**Excerpt**
● ● ● ● ● ● ●
With this in mind, Vengeance tries to strike a balance between its investigatory plotting and broader sociological inventorying—to frequently uneven effect. Perhaps surprisingly, it’s the former which suffers most. Crucially, the film’s big stabs at emotional payoff feel miscalculated, and slightly off-center.
Ben’s grappling with his preconceptions is well modulated and interwoven throughout—a strength of the film. But when he learns the truth about a crucial fact, it ignites an argument that quickly escalates and then unrealistically resolves, fueling a hurried final 20 minutes. To discuss the film’s ending, even fairly broadly, is to undercut a significant portion of what it wants to say. One element is utterly obvious, but the other is not, demanding a deeper unpacking of after-effect than is granted.
The end result is something which isn’t so much lost in the edit (though Novak’s use of three editors would seem to possibly indicate some level of exploration here) as just mis-framed. Would Vengeance benefit from a massive rethinking, and a specific moment of action being pulled forward to the end of its second act? Does it need only five to 10 more minutes? Or is it simply an idea fundamentally best served by the extra breathing room a limited series would afford, crammed instead into the too-small confines of a feature film?
The answer to those questions is ultimately in the eye of the beholder. But the tonal balance Novak achieves throughout his film offsets this concluding dissatisfaction and brands other shortcomings interesting missteps rather than true failures. Only Murders In The Building, which uses a podcast’s production to also examine human connection and isolation, has of course tackled some of these same themes. But Vengeance does so with greater perspicacity, and more emotional weight and resonance. Even if not all of it works, it’s a film which showcases a satirist with a uniquely self-inquisitive eye, and an unsettled soul.
● ● ● ● ● ● ●
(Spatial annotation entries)
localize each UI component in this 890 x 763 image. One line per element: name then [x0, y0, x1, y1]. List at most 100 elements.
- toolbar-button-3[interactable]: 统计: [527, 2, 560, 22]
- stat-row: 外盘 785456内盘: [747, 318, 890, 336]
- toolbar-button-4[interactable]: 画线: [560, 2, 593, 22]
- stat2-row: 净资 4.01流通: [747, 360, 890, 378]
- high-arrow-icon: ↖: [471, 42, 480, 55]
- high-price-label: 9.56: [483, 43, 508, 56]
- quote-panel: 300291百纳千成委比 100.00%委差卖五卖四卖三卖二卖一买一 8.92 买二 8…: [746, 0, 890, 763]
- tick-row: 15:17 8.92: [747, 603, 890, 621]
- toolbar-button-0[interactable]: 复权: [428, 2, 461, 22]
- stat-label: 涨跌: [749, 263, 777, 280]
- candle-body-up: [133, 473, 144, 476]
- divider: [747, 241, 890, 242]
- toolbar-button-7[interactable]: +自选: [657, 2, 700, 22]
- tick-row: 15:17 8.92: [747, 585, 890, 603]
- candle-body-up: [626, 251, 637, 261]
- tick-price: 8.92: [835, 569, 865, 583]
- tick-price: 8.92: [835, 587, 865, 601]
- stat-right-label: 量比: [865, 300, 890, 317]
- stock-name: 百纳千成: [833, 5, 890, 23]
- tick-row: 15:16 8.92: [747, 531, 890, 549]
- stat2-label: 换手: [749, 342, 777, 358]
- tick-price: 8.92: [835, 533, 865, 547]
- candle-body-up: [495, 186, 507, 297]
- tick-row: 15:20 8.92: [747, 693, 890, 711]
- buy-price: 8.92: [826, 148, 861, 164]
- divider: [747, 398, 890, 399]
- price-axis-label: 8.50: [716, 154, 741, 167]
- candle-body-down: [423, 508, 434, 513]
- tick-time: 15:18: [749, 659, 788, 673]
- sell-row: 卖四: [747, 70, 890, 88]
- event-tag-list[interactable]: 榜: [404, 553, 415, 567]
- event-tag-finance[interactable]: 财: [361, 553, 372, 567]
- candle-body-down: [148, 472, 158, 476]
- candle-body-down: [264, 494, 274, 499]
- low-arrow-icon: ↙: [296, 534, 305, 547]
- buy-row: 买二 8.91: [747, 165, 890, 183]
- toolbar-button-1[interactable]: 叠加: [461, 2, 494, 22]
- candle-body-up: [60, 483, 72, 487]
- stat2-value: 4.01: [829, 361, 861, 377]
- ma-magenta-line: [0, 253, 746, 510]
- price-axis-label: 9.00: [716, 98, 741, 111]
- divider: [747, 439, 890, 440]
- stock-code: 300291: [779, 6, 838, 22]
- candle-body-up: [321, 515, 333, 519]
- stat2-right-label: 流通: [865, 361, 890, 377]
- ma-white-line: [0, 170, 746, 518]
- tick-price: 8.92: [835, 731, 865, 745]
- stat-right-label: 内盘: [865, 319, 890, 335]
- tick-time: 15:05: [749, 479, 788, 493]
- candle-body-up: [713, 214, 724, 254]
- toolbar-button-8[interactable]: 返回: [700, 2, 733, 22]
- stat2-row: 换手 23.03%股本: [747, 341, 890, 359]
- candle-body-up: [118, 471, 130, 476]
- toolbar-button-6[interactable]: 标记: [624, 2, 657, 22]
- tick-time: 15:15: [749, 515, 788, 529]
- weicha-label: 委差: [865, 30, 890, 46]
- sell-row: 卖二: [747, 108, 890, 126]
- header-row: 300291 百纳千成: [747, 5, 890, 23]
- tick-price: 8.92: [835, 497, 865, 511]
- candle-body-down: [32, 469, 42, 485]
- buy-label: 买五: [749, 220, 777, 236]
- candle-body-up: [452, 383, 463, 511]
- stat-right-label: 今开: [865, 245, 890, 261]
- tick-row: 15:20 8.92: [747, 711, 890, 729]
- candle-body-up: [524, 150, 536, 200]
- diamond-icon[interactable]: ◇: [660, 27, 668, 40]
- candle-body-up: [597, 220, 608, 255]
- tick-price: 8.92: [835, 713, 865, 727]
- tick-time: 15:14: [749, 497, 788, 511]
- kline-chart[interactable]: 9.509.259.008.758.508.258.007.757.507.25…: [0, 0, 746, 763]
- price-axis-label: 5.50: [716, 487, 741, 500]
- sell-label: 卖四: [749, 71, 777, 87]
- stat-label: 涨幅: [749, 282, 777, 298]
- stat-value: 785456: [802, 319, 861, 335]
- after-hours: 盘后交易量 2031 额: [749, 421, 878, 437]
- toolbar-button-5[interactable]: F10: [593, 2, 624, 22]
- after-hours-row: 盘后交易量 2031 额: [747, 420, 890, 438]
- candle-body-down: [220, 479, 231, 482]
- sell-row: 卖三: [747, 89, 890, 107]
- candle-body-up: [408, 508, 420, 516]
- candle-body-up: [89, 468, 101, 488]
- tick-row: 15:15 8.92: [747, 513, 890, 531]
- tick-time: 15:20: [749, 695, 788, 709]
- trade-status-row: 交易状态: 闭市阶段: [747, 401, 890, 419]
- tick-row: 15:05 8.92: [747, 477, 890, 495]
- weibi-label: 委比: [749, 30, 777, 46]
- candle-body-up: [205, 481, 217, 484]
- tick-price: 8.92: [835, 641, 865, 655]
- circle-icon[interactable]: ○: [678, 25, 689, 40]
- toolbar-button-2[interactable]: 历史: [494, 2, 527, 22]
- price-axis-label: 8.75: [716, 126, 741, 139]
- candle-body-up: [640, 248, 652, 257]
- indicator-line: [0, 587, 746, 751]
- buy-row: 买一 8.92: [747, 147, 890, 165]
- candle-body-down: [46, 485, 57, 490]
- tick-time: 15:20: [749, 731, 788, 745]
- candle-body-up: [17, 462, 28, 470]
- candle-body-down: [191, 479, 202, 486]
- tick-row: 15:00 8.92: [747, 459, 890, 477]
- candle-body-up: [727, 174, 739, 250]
● ● ● ● ● ● ●
**Work to do**
1. Answer the following questions about the review of Vengeance:
(a) How many editors did Novak use, according to the review?
(b) Which series does the review say has already tackled some of the same themes?
(c) How long is the hurried final stretch of the film that the argument fuels?
2. Quote the passage of the review of Vengeance starting at "Ben’s grappling with" and ending at "than is granted.".

**Task answers**
1.
(a) Three.
(b) Only Murders In The Building.
(c) 20 minutes.

2.
Ben’s grappling with his preconceptions is well modulated and interwoven throughout—a strength of the film. But when he learns the truth about a crucial fact, it ignites an argument that quickly escalates and then unrealistically resolves, fueling a hurried final 20 minutes. To discuss the film’s ending, even fairly broadly, is to undercut a significant portion of what it wants to say. One element is utterly obvious, but the other is not, demanding a deeper unpacking of after-effect than is granted.